Imagine those little space squeakers sitting in front of their 20K resolution ultra ultra supreme ultra HD screen doing some pre-contact prep. With space snack in hand, what would they learn?
Let's pretend they don't understand the concept of art or fiction like that Tim the Tool Man movie Galaxy Quest. I mean, the concept of make-believe and art could very well be unique to humans making the whole concept of fiction…alien to the aliens.
Keep pretending a tad bit more and picture these E.T.s closely studying our entertainment while en route to earth, eagerly engaged to either explore or eradicate.
What would they see while binge-watching our broadcasts?
I want to ignore our news and documentaries.
Yea, they'd see that too, I'm sure, but what about the more entertaining stuff.
If everything you watched on T.V. was true, what kind of world would this be? If you were a little green fragile thing, whose neck would surely snap if you moved that giant head of yours too fast, would you really be so eager to visit if your primary intelligence-gathering came from our television?
No, you'd turn that goddamn ship around! No self-respecting alien would come to a planet full of axe-wielding lunatics, vampires, zombies, and werewolves.
They would probably quarantine our whole quadrant.
(That's a thing, right?)
Then, on the way home, these aliens would cautiously be giving every planet they passed a wide berth. Who knows where Ridley Scott's xenomorph could be hiding.

## Data shown:
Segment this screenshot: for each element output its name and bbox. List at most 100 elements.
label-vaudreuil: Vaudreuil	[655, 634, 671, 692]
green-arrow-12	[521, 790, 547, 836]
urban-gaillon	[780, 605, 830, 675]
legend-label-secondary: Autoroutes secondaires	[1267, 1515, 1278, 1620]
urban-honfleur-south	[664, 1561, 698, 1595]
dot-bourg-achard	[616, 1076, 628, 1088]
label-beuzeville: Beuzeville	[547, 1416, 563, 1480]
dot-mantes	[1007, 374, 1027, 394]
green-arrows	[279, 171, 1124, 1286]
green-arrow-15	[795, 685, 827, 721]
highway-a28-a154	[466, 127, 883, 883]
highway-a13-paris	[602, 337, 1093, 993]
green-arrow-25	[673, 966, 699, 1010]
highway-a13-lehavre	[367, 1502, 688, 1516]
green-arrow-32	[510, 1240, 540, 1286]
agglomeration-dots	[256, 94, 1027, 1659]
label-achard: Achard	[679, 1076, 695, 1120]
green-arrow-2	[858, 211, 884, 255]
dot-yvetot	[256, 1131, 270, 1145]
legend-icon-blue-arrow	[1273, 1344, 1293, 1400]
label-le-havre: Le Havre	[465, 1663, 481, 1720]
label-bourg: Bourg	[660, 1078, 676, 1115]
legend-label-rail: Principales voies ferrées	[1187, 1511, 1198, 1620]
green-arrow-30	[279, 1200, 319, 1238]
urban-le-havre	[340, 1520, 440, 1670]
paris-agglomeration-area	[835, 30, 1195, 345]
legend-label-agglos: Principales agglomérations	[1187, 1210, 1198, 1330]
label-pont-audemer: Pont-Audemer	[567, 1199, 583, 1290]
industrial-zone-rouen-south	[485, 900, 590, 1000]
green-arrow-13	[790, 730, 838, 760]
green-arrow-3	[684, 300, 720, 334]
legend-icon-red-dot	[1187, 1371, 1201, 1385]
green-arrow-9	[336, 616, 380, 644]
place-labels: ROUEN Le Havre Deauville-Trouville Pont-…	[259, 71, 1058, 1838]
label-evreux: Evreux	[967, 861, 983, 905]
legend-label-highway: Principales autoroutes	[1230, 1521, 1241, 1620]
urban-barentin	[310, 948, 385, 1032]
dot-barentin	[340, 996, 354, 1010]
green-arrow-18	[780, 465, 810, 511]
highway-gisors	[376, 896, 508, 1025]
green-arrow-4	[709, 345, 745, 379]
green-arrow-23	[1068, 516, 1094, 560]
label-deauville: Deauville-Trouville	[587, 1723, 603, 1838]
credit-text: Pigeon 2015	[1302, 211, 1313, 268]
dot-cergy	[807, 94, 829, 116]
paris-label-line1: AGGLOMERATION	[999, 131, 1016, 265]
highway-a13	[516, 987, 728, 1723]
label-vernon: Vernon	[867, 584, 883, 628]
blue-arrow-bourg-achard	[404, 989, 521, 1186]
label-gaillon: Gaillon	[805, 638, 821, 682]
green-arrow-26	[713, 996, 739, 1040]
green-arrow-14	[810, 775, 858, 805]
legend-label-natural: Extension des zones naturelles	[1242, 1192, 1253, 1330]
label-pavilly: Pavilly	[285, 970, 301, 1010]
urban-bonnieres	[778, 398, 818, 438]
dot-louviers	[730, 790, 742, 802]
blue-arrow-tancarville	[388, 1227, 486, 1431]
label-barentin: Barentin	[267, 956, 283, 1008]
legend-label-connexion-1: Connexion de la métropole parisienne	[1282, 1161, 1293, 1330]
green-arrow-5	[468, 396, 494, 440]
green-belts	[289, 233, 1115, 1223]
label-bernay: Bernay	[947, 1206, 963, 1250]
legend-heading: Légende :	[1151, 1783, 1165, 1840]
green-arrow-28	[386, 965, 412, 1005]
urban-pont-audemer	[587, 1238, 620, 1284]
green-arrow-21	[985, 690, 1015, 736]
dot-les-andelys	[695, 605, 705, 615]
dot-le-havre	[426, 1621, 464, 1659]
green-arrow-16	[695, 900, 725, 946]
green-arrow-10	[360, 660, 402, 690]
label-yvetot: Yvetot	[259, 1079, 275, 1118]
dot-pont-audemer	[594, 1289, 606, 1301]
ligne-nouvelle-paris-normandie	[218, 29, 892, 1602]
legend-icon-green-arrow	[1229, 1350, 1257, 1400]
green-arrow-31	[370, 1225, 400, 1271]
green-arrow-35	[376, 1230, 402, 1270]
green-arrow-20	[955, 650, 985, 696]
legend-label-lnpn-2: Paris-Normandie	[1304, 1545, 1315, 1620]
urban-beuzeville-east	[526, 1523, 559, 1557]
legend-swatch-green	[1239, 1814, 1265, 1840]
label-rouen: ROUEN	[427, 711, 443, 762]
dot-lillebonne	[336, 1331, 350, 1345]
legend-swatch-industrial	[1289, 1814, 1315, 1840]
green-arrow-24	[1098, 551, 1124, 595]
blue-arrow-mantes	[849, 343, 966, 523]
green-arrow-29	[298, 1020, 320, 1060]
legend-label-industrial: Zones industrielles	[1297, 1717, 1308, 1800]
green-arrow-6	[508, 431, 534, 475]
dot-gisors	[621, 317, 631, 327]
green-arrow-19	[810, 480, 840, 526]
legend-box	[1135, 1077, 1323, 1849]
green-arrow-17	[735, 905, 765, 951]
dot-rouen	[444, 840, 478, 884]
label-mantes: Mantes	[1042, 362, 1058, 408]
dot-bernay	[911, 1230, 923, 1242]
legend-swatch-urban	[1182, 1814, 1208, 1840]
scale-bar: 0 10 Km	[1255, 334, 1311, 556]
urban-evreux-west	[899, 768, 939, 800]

## Problems to solve:
a – In the piece about aliens watching our television, which two kinds of programming does the writer set aside?
b – Continue the piece about aliens watching our television, picking up after its final sentence.

## Answers below:
a – News and documentaries.

b –
It's even more so for the sinister alien that had plans to destroy or enslave us. Not knowing the difference between fiction and nonfiction, they will begin to doubt their ability to be victorious. Humans destroyed the 'Independence Day' guys, and they had way bigger ships, 'Starfleet' seems like they have their shit together. Not to mention they have these 'Jedi' things with freaking 'Death stars!'
Humans never lose. Say cool shit when they blow your head off too!
The number 2 slightly less plausible reason I won't see any aliens is:
Earth is full of monsters, humans have an inappropriate amount of military firepower, and they like to blow shit up.
** is what I use to think**
Now listen as I entirely refute my own point above.
Science Fiction just sucks. I get that in the 60s to 80s, the whole Star Wars/Star Trek lasers, phasers, and warps, hyperdrive premises were imaginative. Totally understand that, at the time, those ideas were like, "Wow," that's some cool, distant future tech we are introducing.
So what do we have for sci-fi nowadays?
Surely, this imaginary tech has developed in some sort of ratio comparable to our actual scientific advances in the last 40 years. You would think, since the sky's the limit when it comes to fiction, that our pretend advances would exponentially increase over the years, right?
Why the hell hasn't it?
Still, right now, there's a story being filmed or written telling me that big hunks of metal and rockets are somehow this crazy super-futuristic marvel just because it's in space.
If for real, an advanced alien ship was on the way and watched our movies and believed it was nonfiction, they would still see this crude Enterprise-looking space ship as something akin to a bamboo raft.
"Impulse drive? Hilarious," they would say.
"Phasers? Well, that's cute."
That's how you know we are all idiots. When we can watch sci-fi, set hundreds of years into the future, and all we still have is archaic bullshit. We haven't even imagined a tic tac shaped craft that can move so fast it seems to be in almost two places at once. Even our mightiest fully operational Death Stars wouldn't stand a chance to a small little alien breath mint.
Do you get what I'm saying? Even if everything Hollywood ever imagined became a reality, it would still most likely be no more than space junk to them.
At least Asimov had wearable nuclear batteries and fortune-telling math.
If you write sci-fi, imagine harder.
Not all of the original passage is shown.